* **Ejercicio breve**:
Escribe la continuación del pasaje sobre Plotino y el destino de Narciso a partir de su última oración.

* **Pasaje propuesto**:
────────

Plotino compara el destino de Narciso con el de la gran mayoría de los mortales, que se demoran en la dimensión material y creen que el mundo fantasmagórico en el que viven sumergidos, como la caverna de La República, es el mundo real. Entonces persiguen bellezas ficticias y mueren “a la manera en que mueren las almas”,

{{ Enéada I, 8 [51], 13, 22.}}

sumergidas en el pantano de lo sensible. El artista imitativo lleva este narcisismo ontológico al paroxismo porque no solo vive perdido y olvidado entre los cuerpos, sino que se dedica a multiplicarlos impúdicamente mediante su artificio.

────────

Entradas tomadas de una colección:
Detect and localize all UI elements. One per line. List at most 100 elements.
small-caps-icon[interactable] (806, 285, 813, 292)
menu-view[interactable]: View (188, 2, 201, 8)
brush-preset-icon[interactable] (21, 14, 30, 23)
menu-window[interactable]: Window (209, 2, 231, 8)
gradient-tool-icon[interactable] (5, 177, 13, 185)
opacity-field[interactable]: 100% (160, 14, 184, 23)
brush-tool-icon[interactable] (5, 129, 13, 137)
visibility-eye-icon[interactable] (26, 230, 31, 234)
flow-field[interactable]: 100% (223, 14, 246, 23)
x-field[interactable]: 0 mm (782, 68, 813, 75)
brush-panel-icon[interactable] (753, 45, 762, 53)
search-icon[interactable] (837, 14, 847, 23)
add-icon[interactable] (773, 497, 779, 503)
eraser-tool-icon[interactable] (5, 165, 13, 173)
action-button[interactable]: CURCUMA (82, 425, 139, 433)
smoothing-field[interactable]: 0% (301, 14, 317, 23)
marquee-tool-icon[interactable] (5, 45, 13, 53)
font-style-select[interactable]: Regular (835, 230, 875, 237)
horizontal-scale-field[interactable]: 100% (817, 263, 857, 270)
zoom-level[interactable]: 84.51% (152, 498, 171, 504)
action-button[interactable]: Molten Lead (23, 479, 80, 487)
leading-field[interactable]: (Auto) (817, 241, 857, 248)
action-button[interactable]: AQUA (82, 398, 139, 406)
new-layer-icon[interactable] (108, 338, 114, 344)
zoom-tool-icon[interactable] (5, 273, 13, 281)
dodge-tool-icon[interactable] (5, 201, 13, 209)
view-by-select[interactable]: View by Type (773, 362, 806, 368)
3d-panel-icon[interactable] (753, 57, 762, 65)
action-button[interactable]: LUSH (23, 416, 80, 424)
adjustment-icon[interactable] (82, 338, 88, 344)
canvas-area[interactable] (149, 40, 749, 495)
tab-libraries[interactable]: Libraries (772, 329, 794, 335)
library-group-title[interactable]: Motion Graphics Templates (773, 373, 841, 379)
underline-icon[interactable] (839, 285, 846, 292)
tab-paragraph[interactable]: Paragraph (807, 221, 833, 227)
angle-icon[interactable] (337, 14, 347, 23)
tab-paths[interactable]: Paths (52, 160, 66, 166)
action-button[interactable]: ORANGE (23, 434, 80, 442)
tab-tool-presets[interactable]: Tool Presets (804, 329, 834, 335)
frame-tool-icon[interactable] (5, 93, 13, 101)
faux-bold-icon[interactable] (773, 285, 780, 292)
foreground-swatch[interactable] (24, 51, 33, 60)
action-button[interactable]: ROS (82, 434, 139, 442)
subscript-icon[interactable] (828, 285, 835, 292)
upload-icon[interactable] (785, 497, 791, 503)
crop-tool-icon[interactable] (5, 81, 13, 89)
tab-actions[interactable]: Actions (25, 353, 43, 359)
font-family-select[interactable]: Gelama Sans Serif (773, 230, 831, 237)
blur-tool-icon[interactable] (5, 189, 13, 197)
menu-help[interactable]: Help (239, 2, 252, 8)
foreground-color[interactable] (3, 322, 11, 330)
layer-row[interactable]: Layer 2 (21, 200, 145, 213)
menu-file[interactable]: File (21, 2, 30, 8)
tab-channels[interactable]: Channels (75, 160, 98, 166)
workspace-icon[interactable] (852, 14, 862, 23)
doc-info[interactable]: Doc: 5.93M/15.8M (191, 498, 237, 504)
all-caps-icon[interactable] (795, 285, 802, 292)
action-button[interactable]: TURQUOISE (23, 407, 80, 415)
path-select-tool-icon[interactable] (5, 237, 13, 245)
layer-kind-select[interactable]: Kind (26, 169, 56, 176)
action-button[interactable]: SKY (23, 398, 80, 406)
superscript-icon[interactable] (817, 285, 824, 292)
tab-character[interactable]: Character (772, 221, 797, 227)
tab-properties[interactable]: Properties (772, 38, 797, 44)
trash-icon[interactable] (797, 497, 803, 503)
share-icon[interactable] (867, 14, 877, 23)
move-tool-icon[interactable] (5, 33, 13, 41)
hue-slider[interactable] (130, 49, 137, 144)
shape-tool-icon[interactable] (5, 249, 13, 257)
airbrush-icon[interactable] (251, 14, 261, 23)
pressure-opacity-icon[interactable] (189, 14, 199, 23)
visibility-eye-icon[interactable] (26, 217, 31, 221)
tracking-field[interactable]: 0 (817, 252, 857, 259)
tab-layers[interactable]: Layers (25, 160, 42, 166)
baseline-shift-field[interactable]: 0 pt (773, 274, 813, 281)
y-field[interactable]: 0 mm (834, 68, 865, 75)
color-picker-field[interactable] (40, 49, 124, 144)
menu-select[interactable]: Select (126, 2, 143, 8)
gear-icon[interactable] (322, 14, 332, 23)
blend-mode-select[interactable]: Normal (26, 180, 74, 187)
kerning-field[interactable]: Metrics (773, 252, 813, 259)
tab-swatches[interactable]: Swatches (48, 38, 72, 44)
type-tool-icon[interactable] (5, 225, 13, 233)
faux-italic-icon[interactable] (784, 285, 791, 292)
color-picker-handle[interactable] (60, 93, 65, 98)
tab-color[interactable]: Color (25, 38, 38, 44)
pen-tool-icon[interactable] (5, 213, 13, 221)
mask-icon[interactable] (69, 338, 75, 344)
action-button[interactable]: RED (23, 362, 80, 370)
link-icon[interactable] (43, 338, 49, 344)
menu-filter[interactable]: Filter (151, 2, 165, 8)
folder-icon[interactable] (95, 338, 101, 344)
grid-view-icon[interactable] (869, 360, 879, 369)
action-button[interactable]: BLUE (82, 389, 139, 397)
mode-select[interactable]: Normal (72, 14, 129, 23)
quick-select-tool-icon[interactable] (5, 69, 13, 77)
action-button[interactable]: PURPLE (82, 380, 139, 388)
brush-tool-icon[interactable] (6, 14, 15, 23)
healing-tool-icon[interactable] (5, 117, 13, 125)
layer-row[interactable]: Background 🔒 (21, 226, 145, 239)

────────

* **Respuesta del ejercicio**:
Y si la muerte para los platónicos es el momento culminante en la vida del filósofo, el instante en que el alma se separa definitivamente del cuerpo y vuelve a su lugar de origen, ¿cómo no habría de ser una atrocidad aspirar a que una imagen de nuestro cuerpo perdure por los siglos de los siglos? Aun así, la imagen de Plotino perduró. El dibujo hecho por Carterio fue modelo para varios escultores. Uno de los bustos que se conservan representa tan amorosamente al maestro que acaso él mismo, de haberlo visto, hubiera revisado su recia postura frente a las artes miméticas. El Plotino del retrato marmóreo es el hombre que describe Porfirio, su discípulo más comedido, en la biografía del maestro. El Plotino de las lecciones extáticas y de las uniones místicas. Afable y apasionado, de ceño fruncido, perlada la frente por gotitas de sudor, los labios distendidos que apenas se entreabren para dejar pasar la exhalación, la nariz rota, la mirada a un tiempo calma y alucinada. Los ojos blancos dejan traslucir el vórtice de luz que acompaña a la visión mística y señalan hacia el interior del rostro, hacia el seno de Dios, que está adentro, no afuera.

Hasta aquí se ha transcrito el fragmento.